[start]

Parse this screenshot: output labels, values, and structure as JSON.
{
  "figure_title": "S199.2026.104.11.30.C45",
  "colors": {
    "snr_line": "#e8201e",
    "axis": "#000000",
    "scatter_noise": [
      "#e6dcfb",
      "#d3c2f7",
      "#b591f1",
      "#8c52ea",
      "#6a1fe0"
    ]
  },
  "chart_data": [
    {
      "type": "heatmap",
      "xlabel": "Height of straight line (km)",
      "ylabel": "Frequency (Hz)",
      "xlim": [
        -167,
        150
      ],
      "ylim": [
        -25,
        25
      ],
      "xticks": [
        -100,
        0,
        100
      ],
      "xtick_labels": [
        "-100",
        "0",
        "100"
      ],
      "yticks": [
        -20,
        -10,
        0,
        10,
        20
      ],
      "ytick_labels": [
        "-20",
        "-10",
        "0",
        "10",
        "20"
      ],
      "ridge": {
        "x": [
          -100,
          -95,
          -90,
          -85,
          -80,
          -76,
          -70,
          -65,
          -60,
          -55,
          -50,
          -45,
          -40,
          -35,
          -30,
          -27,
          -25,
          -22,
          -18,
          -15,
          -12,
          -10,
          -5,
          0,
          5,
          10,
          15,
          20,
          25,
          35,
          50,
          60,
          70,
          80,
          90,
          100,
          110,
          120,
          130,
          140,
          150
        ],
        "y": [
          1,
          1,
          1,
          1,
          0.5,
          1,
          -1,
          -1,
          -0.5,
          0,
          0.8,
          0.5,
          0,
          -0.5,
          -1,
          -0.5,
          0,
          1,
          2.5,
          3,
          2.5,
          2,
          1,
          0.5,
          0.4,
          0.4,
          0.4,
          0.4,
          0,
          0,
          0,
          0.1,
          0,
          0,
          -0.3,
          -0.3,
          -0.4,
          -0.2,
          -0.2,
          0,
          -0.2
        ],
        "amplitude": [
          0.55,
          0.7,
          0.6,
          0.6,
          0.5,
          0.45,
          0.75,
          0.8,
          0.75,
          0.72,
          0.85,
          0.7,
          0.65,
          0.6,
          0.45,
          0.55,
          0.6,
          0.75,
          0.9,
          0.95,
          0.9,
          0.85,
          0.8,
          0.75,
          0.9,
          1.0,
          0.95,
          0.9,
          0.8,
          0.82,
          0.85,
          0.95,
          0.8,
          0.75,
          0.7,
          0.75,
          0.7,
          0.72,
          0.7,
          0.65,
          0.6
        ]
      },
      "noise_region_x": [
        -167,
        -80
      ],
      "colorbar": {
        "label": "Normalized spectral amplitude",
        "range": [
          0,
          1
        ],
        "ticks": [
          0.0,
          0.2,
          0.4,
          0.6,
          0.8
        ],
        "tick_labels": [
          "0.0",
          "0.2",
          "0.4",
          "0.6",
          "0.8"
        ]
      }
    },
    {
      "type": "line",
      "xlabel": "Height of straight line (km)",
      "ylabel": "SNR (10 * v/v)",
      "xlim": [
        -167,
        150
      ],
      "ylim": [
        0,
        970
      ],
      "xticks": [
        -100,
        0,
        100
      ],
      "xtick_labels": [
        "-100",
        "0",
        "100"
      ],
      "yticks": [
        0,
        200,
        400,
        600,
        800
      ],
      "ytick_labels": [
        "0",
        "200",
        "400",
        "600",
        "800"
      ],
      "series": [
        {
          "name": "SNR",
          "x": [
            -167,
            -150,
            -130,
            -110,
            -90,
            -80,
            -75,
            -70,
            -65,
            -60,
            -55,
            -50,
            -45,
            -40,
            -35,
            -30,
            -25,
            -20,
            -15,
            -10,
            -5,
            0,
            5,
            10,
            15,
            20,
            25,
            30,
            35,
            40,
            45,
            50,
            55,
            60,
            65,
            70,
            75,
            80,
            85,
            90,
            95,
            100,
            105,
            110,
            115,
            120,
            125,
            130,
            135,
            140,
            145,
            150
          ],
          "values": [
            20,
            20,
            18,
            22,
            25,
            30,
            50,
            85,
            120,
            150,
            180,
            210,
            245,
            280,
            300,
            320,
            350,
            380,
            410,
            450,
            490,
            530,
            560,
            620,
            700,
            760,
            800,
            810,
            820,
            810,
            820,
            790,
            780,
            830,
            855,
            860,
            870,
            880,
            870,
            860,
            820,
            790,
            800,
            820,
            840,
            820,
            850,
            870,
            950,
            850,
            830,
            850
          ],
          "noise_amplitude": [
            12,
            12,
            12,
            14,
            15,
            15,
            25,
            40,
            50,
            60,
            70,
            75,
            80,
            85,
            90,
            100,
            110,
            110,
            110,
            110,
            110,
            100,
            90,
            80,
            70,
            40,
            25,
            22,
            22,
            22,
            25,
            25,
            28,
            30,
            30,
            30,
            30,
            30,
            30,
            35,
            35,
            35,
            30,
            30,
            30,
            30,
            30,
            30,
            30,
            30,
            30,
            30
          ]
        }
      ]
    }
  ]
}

[end]

Task directions:
Extract all of the data shown above and repeat it verbatim.

Written response:
Parse this screenshot: output labels, values, and structure as JSON.
{
  "figure_title": "S199.2026.104.11.30.C45",
  "colors": {
    "snr_line": "#e8201e",
    "axis": "#000000",
    "scatter_noise": [
      "#e6dcfb",
      "#d3c2f7",
      "#b591f1",
      "#8c52ea",
      "#6a1fe0"
    ]
  },
  "chart_data": [
    {
      "type": "heatmap",
      "xlabel": "Height of straight line (km)",
      "ylabel": "Frequency (Hz)",
      "xlim": [
        -167,
        150
      ],
      "ylim": [
        -25,
        25
      ],
      "xticks": [
        -100,
        0,
        100
      ],
      "xtick_labels": [
        "-100",
        "0",
        "100"
      ],
      "yticks": [
        -20,
        -10,
        0,
        10,
        20
      ],
      "ytick_labels": [
        "-20",
        "-10",
        "0",
        "10",
        "20"
      ],
      "ridge": {
        "x": [
          -100,
          -95,
          -90,
          -85,
          -80,
          -76,
          -70,
          -65,
          -60,
          -55,
          -50,
          -45,
          -40,
          -35,
          -30,
          -27,
          -25,
          -22,
          -18,
          -15,
          -12,
          -10,
          -5,
          0,
          5,
          10,
          15,
          20,
          25,
          35,
          50,
          60,
          70,
          80,
          90,
          100,
          110,
          120,
          130,
          140,
          150
        ],
        "y": [
          1,
          1,
          1,
          1,
          0.5,
          1,
          -1,
          -1,
          -0.5,
          0,
          0.8,
          0.5,
          0,
          -0.5,
          -1,
          -0.5,
          0,
          1,
          2.5,
          3,
          2.5,
          2,
          1,
          0.5,
          0.4,
          0.4,
          0.4,
          0.4,
          0,
          0,
          0,
          0.1,
          0,
          0,
          -0.3,
          -0.3,
          -0.4,
          -0.2,
          -0.2,
          0,
          -0.2
        ],
        "amplitude": [
          0.55,
          0.7,
          0.6,
          0.6,
          0.5,
          0.45,
          0.75,
          0.8,
          0.75,
          0.72,
          0.85,
          0.7,
          0.65,
          0.6,
          0.45,
          0.55,
          0.6,
          0.75,
          0.9,
          0.95,
          0.9,
          0.85,
          0.8,
          0.75,
          0.9,
          1.0,
          0.95,
          0.9,
          0.8,
          0.82,
          0.85,
          0.95,
          0.8,
          0.75,
          0.7,
          0.75,
          0.7,
          0.72,
          0.7,
          0.65,
          0.6
        ]
      },
      "noise_region_x": [
        -167,
        -80
      ],
      "colorbar": {
        "label": "Normalized spectral amplitude",
        "range": [
          0,
          1
        ],
        "ticks": [
          0.0,
          0.2,
          0.4,
          0.6,
          0.8
        ],
        "tick_labels": [
          "0.0",
          "0.2",
          "0.4",
          "0.6",
          "0.8"
        ]
      }
    },
    {
      "type": "line",
      "xlabel": "Height of straight line (km)",
      "ylabel": "SNR (10 * v/v)",
      "xlim": [
        -167,
        150
      ],
      "ylim": [
        0,
        970
      ],
      "xticks": [
        -100,
        0,
        100
      ],
      "xtick_labels": [
        "-100",
        "0",
        "100"
      ],
      "yticks": [
        0,
        200,
        400,
        600,
        800
      ],
      "ytick_labels": [
        "0",
        "200",
        "400",
        "600",
        "800"
      ],
      "series": [
        {
          "name": "SNR",
          "x": [
            -167,
            -150,
            -130,
            -110,
            -90,
            -80,
            -75,
            -70,
            -65,
            -60,
            -55,
            -50,
            -45,
            -40,
            -35,
            -30,
            -25,
            -20,
            -15,
            -10,
            -5,
            0,
            5,
            10,
            15,
            20,
            25,
            30,
            35,
            40,
            45,
            50,
            55,
            60,
            65,
            70,
            75,
            80,
            85,
            90,
            95,
            100,
            105,
            110,
            115,
            120,
            125,
            130,
            135,
            140,
            145,
            150
          ],
          "values": [
            20,
            20,
            18,
            22,
            25,
            30,
            50,
            85,
            120,
            150,
            180,
            210,
            245,
            280,
            300,
            320,
            350,
            380,
            410,
            450,
            490,
            530,
            560,
            620,
            700,
            760,
            800,
            810,
            820,
            810,
            820,
            790,
            780,
            830,
            855,
            860,
            870,
            880,
            870,
            860,
            820,
            790,
            800,
            820,
            840,
            820,
            850,
            870,
            950,
            850,
            830,
            850
          ],
          "noise_amplitude": [
            12,
            12,
            12,
            14,
            15,
            15,
            25,
            40,
            50,
            60,
            70,
            75,
            80,
            85,
            90,
            100,
            110,
            110,
            110,
            110,
            110,
            100,
            90,
            80,
            70,
            40,
            25,
            22,
            22,
            22,
            25,
            25,
            28,
            30,
            30,
            30,
            30,
            30,
            30,
            35,
            35,
            35,
            30,
            30,
            30,
            30,
            30,
            30,
            30,
            30,
            30,
            30
          ]
        }
      ]
    }
  ]
}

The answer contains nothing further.